▶ _Data rows_:
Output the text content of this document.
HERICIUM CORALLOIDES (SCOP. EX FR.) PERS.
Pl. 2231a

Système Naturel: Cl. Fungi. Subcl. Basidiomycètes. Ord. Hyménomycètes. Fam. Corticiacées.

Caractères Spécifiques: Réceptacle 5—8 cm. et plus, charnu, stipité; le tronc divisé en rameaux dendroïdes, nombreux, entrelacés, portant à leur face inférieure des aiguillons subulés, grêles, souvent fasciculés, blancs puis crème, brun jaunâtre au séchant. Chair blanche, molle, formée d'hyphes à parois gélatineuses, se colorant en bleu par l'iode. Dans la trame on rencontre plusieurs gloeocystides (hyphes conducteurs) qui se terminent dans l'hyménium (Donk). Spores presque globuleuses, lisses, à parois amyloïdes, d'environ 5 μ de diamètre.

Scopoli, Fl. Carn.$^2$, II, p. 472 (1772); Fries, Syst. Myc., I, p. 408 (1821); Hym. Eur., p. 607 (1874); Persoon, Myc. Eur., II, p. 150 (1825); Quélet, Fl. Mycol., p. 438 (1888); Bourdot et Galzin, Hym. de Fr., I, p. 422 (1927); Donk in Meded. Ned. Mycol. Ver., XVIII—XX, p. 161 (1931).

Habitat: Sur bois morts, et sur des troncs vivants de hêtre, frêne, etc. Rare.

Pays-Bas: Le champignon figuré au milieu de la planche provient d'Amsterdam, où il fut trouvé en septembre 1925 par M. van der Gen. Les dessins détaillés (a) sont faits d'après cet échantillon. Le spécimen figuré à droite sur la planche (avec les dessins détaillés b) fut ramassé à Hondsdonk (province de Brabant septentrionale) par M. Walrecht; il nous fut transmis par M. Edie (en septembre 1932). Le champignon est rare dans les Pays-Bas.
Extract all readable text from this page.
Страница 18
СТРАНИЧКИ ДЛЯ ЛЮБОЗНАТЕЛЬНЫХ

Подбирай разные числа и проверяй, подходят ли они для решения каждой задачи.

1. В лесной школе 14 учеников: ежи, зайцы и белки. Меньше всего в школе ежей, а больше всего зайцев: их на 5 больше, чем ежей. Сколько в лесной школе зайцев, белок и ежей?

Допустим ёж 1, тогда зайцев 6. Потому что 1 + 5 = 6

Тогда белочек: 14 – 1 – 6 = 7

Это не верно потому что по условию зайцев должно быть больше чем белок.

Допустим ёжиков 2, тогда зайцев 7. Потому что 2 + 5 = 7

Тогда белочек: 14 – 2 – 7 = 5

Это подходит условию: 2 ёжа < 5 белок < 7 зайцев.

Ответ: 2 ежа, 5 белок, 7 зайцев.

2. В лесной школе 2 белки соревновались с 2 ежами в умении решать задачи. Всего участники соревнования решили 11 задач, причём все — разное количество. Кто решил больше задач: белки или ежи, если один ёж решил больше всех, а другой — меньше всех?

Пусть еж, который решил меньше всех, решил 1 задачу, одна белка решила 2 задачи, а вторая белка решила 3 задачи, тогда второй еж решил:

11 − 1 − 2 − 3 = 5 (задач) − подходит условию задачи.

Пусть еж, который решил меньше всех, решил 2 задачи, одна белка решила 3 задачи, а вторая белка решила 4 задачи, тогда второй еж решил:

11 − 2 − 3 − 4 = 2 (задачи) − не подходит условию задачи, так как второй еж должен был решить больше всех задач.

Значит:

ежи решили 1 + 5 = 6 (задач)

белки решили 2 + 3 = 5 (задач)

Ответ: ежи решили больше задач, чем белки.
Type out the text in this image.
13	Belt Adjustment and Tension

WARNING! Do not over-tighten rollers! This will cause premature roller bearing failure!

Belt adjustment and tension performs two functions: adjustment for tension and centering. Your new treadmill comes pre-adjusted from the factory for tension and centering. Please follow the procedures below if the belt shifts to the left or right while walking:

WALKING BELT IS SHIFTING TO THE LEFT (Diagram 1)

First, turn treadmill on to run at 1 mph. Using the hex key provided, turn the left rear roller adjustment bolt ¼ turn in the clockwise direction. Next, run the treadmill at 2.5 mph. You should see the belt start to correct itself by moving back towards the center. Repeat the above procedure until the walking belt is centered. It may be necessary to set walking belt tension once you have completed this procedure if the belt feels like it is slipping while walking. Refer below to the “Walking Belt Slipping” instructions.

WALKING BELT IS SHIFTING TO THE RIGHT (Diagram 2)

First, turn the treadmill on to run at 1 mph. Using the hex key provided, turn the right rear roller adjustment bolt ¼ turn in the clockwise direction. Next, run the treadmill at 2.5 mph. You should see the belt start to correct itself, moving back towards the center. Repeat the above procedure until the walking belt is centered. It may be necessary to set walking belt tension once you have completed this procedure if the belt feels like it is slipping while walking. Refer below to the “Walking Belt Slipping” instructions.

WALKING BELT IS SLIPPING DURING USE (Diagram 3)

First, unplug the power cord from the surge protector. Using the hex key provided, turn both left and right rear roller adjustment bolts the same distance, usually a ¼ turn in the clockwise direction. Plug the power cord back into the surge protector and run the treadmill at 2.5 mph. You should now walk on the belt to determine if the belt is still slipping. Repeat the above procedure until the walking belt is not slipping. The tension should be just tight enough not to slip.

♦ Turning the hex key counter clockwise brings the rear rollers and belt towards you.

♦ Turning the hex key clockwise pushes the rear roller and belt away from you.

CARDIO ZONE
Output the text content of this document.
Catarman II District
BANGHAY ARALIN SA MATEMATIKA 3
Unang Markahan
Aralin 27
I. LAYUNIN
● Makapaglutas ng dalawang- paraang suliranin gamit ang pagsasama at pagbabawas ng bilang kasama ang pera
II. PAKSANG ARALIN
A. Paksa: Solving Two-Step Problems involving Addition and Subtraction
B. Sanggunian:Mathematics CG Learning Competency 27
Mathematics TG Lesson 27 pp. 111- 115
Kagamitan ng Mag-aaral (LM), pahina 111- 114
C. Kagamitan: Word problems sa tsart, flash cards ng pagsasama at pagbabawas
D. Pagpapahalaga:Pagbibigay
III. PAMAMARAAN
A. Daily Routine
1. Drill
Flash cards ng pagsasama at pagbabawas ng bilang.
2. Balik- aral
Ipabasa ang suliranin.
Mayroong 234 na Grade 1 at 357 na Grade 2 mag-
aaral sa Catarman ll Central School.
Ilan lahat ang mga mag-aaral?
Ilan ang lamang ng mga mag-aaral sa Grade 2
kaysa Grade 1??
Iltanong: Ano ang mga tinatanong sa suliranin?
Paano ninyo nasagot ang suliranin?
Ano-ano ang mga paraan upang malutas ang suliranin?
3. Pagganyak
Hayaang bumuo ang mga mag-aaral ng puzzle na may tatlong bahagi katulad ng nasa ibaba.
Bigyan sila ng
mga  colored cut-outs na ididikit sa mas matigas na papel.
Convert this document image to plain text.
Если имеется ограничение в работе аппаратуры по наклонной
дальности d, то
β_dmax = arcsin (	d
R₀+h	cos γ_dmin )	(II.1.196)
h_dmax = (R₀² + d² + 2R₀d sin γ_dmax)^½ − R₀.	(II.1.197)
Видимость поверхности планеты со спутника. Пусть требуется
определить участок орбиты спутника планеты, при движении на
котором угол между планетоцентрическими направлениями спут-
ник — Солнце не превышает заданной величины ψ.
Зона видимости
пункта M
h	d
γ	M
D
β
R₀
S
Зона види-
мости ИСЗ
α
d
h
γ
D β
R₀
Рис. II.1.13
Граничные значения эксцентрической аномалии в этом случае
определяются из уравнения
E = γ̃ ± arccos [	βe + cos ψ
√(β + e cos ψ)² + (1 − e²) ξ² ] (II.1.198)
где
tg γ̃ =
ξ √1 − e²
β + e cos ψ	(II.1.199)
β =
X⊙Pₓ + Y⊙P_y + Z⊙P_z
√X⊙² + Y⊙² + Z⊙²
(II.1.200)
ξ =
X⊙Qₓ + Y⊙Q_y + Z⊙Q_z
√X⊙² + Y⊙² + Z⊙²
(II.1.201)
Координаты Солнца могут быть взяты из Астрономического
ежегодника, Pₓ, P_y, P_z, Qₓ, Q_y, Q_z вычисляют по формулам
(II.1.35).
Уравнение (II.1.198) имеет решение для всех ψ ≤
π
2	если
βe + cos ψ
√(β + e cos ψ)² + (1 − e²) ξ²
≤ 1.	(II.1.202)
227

▶ _What to do_: Read the entries above, then pull out the lines that include "Ответ".

▶ _Answer to this task_:
Ответ: 2 ежа, 5 белок, 7 зайцев.
Ответ: ежи решили больше задач, чем белки.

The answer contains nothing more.